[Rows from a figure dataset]
********

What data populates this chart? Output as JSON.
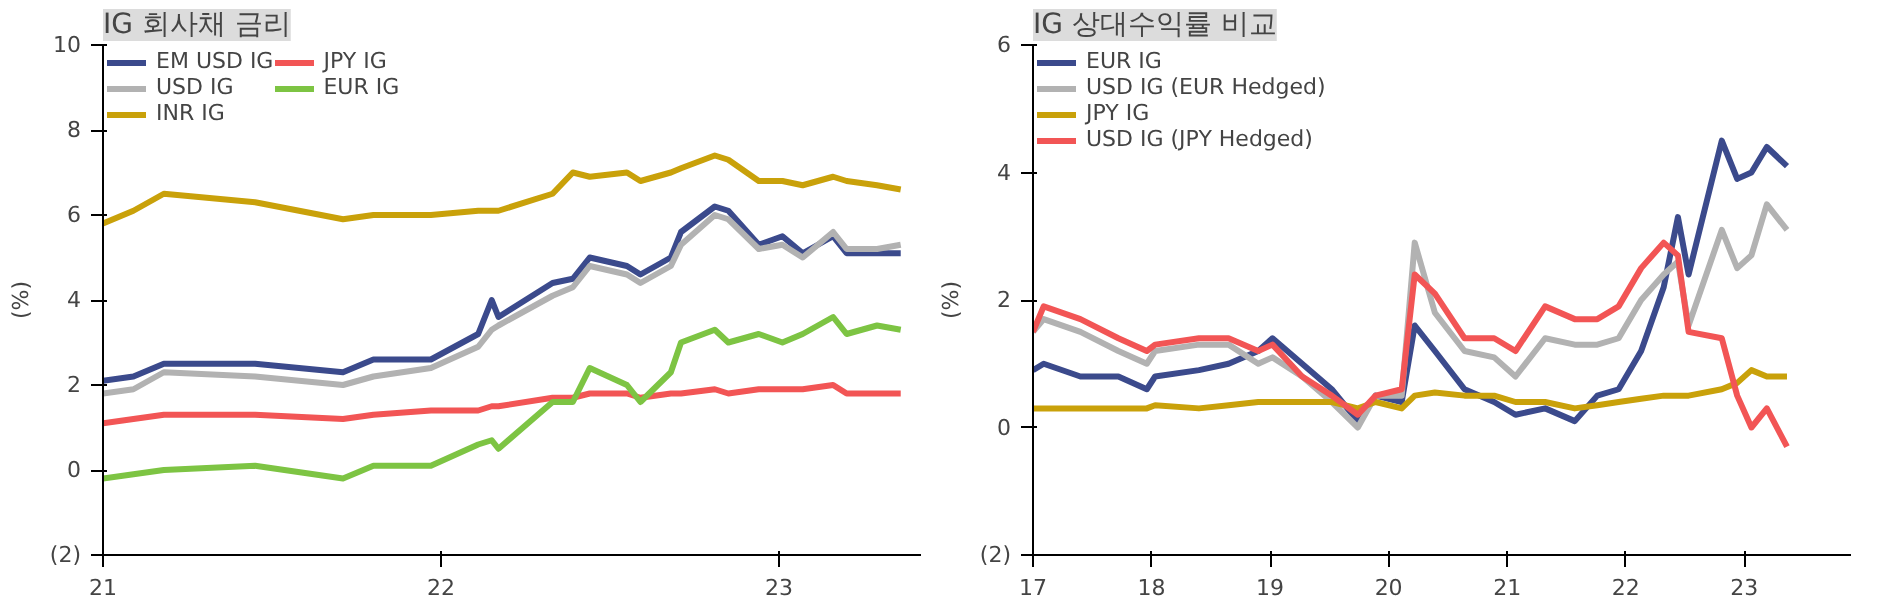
{
  "chart_data": [
    {
      "type": "line",
      "title": "IG 회사채 금리",
      "ylabel": "(%)",
      "legend": "top left",
      "grid": false,
      "line_style": "solid",
      "marker": "none",
      "x": [
        2021.0,
        2021.09,
        2021.18,
        2021.45,
        2021.71,
        2021.8,
        2021.97,
        2022.11,
        2022.15,
        2022.17,
        2022.33,
        2022.39,
        2022.44,
        2022.55,
        2022.59,
        2022.68,
        2022.71,
        2022.81,
        2022.85,
        2022.94,
        2023.01,
        2023.07,
        2023.16,
        2023.2,
        2023.29,
        2023.36
      ],
      "xlim": [
        2021,
        2023.42
      ],
      "xticks": [
        {
          "value": 2021,
          "label": "21"
        },
        {
          "value": 2022,
          "label": "22"
        },
        {
          "value": 2023,
          "label": "23"
        }
      ],
      "ylim": [
        -2,
        10
      ],
      "yticks": [
        {
          "value": -2,
          "label": "(2)"
        },
        0,
        2,
        4,
        6,
        8,
        10
      ],
      "series": [
        {
          "name": "EM USD IG",
          "color": "#3b4a8c",
          "values": [
            2.1,
            2.2,
            2.5,
            2.5,
            2.3,
            2.6,
            2.6,
            3.2,
            4.0,
            3.6,
            4.4,
            4.5,
            5.0,
            4.8,
            4.6,
            5.0,
            5.6,
            6.2,
            6.1,
            5.3,
            5.5,
            5.1,
            5.5,
            5.1,
            5.1,
            5.1
          ]
        },
        {
          "name": "USD IG",
          "color": "#b2b2b2",
          "values": [
            1.8,
            1.9,
            2.3,
            2.2,
            2.0,
            2.2,
            2.4,
            2.9,
            3.3,
            3.4,
            4.1,
            4.3,
            4.8,
            4.6,
            4.4,
            4.8,
            5.3,
            6.0,
            5.9,
            5.2,
            5.3,
            5.0,
            5.6,
            5.2,
            5.2,
            5.3
          ]
        },
        {
          "name": "INR IG",
          "color": "#c9a10a",
          "values": [
            5.8,
            6.1,
            6.5,
            6.3,
            5.9,
            6.0,
            6.0,
            6.1,
            6.1,
            6.1,
            6.5,
            7.0,
            6.9,
            7.0,
            6.8,
            7.0,
            7.1,
            7.4,
            7.3,
            6.8,
            6.8,
            6.7,
            6.9,
            6.8,
            6.7,
            6.6
          ]
        },
        {
          "name": "JPY IG",
          "color": "#f25555",
          "values": [
            1.1,
            1.2,
            1.3,
            1.3,
            1.2,
            1.3,
            1.4,
            1.4,
            1.5,
            1.5,
            1.7,
            1.7,
            1.8,
            1.8,
            1.7,
            1.8,
            1.8,
            1.9,
            1.8,
            1.9,
            1.9,
            1.9,
            2.0,
            1.8,
            1.8,
            1.8
          ]
        },
        {
          "name": "EUR IG",
          "color": "#7dc443",
          "values": [
            -0.2,
            -0.1,
            0.0,
            0.1,
            -0.2,
            0.1,
            0.1,
            0.6,
            0.7,
            0.5,
            1.6,
            1.6,
            2.4,
            2.0,
            1.6,
            2.3,
            3.0,
            3.3,
            3.0,
            3.2,
            3.0,
            3.2,
            3.6,
            3.2,
            3.4,
            3.3
          ]
        }
      ]
    },
    {
      "type": "line",
      "title": "IG 상대수익률 비교",
      "ylabel": "(%)",
      "legend": "top left",
      "grid": false,
      "line_style": "solid",
      "marker": "none",
      "x": [
        2017.0,
        2017.09,
        2017.4,
        2017.72,
        2017.96,
        2018.03,
        2018.4,
        2018.65,
        2018.9,
        2019.02,
        2019.27,
        2019.52,
        2019.74,
        2019.89,
        2020.11,
        2020.22,
        2020.39,
        2020.64,
        2020.89,
        2021.07,
        2021.32,
        2021.57,
        2021.76,
        2021.94,
        2022.13,
        2022.32,
        2022.44,
        2022.53,
        2022.81,
        2022.94,
        2023.06,
        2023.19,
        2023.36
      ],
      "xlim": [
        2017,
        2023.9
      ],
      "xticks": [
        {
          "value": 2017,
          "label": "17"
        },
        {
          "value": 2018,
          "label": "18"
        },
        {
          "value": 2019,
          "label": "19"
        },
        {
          "value": 2020,
          "label": "20"
        },
        {
          "value": 2021,
          "label": "21"
        },
        {
          "value": 2022,
          "label": "22"
        },
        {
          "value": 2023,
          "label": "23"
        }
      ],
      "ylim": [
        -2,
        6
      ],
      "yticks": [
        {
          "value": -2,
          "label": "(2)"
        },
        0,
        2,
        4,
        6
      ],
      "series": [
        {
          "name": "EUR IG",
          "color": "#3b4a8c",
          "values": [
            0.9,
            1.0,
            0.8,
            0.8,
            0.6,
            0.8,
            0.9,
            1.0,
            1.2,
            1.4,
            1.0,
            0.6,
            0.1,
            0.5,
            0.4,
            1.6,
            1.2,
            0.6,
            0.4,
            0.2,
            0.3,
            0.1,
            0.5,
            0.6,
            1.2,
            2.2,
            3.3,
            2.4,
            4.5,
            3.9,
            4.0,
            4.4,
            4.1
          ]
        },
        {
          "name": "USD IG (EUR Hedged)",
          "color": "#b2b2b2",
          "values": [
            1.5,
            1.7,
            1.5,
            1.2,
            1.0,
            1.2,
            1.3,
            1.3,
            1.0,
            1.1,
            0.8,
            0.4,
            0.0,
            0.5,
            0.5,
            2.9,
            1.8,
            1.2,
            1.1,
            0.8,
            1.4,
            1.3,
            1.3,
            1.4,
            2.0,
            2.4,
            2.6,
            1.6,
            3.1,
            2.5,
            2.7,
            3.5,
            3.1
          ]
        },
        {
          "name": "JPY IG",
          "color": "#c9a10a",
          "values": [
            0.3,
            0.3,
            0.3,
            0.3,
            0.3,
            0.35,
            0.3,
            0.35,
            0.4,
            0.4,
            0.4,
            0.4,
            0.3,
            0.4,
            0.3,
            0.5,
            0.55,
            0.5,
            0.5,
            0.4,
            0.4,
            0.3,
            0.35,
            0.4,
            0.45,
            0.5,
            0.5,
            0.5,
            0.6,
            0.7,
            0.9,
            0.8,
            0.8
          ]
        },
        {
          "name": "USD IG (JPY Hedged)",
          "color": "#f25555",
          "values": [
            1.5,
            1.9,
            1.7,
            1.4,
            1.2,
            1.3,
            1.4,
            1.4,
            1.2,
            1.3,
            0.8,
            0.5,
            0.2,
            0.5,
            0.6,
            2.4,
            2.1,
            1.4,
            1.4,
            1.2,
            1.9,
            1.7,
            1.7,
            1.9,
            2.5,
            2.9,
            2.7,
            1.5,
            1.4,
            0.5,
            0.0,
            0.3,
            -0.3
          ]
        }
      ]
    }
  ]
}
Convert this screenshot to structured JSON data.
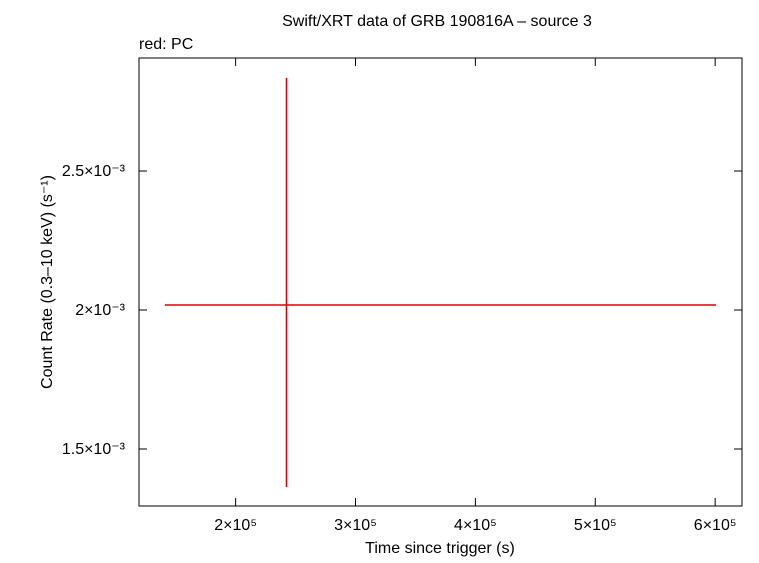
{
  "chart_data": {
    "type": "errorbar",
    "title": "Swift/XRT data of GRB 190816A – source 3",
    "subtitle": "red: PC",
    "x_label": "Time since trigger (s)",
    "y_label": "Count Rate (0.3–10 keV) (s⁻¹)",
    "x": [
      242400
    ],
    "values": [
      0.002018
    ],
    "xerr_minus": [
      101400
    ],
    "xerr_plus": [
      358400
    ],
    "yerr_minus": [
      0.000655
    ],
    "yerr_plus": [
      0.000817
    ],
    "color": "#e00000",
    "xlim": [
      119400,
      622400
    ],
    "ylim": [
      0.001295,
      0.0029065
    ],
    "xticks": [
      {
        "value": 200000,
        "label": "2×10⁵"
      },
      {
        "value": 300000,
        "label": "3×10⁵"
      },
      {
        "value": 400000,
        "label": "4×10⁵"
      },
      {
        "value": 500000,
        "label": "5×10⁵"
      },
      {
        "value": 600000,
        "label": "6×10⁵"
      }
    ],
    "yticks": [
      {
        "value": 0.0015,
        "label": "1.5×10⁻³"
      },
      {
        "value": 0.002,
        "label": "2×10⁻³"
      },
      {
        "value": 0.0025,
        "label": "2.5×10⁻³"
      }
    ]
  }
}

********

- **GIVEN REQUEST**: In the entries above, find lines with "name" and copy each.

- **OUTPUT FOR THIS EXERCISE**:
          "name": "EM USD IG",
          "name": "USD IG",
          "name": "INR IG",
          "name": "JPY IG",
          "name": "EUR IG",
          "name": "EUR IG",
          "name": "USD IG (EUR Hedged)",
          "name": "JPY IG",
          "name": "USD IG (JPY Hedged)",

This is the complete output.